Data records
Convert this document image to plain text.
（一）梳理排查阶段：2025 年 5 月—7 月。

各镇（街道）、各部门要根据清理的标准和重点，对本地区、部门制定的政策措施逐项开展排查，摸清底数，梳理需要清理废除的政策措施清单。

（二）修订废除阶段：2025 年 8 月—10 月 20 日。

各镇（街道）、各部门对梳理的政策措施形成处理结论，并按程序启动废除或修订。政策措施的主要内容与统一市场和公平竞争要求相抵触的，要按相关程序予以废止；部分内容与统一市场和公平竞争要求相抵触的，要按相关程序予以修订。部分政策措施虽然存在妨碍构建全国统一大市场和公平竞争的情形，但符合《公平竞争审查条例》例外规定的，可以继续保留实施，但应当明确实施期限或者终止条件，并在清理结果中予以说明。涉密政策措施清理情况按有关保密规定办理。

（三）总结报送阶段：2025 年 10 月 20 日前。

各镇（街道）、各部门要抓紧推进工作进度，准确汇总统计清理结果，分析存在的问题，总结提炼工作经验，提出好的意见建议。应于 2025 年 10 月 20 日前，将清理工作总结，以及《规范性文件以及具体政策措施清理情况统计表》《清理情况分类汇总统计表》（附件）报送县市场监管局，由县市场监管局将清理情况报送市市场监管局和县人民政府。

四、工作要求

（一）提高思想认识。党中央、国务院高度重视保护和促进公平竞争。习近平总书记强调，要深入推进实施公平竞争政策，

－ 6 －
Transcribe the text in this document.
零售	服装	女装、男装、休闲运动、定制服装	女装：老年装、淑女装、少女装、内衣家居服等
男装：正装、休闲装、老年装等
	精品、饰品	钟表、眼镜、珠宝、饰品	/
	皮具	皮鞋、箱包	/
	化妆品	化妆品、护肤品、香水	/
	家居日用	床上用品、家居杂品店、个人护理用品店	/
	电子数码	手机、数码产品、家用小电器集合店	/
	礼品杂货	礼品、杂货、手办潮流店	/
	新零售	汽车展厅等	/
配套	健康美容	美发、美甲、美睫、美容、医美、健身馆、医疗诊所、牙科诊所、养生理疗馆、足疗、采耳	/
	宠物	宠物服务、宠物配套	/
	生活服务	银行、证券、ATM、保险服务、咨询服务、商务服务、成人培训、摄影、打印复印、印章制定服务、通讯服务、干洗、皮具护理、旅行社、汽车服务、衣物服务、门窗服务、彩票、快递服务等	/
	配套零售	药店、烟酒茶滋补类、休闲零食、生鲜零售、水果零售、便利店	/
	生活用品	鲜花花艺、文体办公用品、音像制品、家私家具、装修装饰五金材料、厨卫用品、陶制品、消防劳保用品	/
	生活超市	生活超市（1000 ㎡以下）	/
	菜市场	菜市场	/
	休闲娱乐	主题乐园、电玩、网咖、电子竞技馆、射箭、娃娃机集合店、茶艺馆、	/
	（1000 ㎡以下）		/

» What is being asked
Pick out every line of the listing containing the word "document", and show those lines.

» Correct result
Convert this document image to plain text.
Transcribe the text in this document.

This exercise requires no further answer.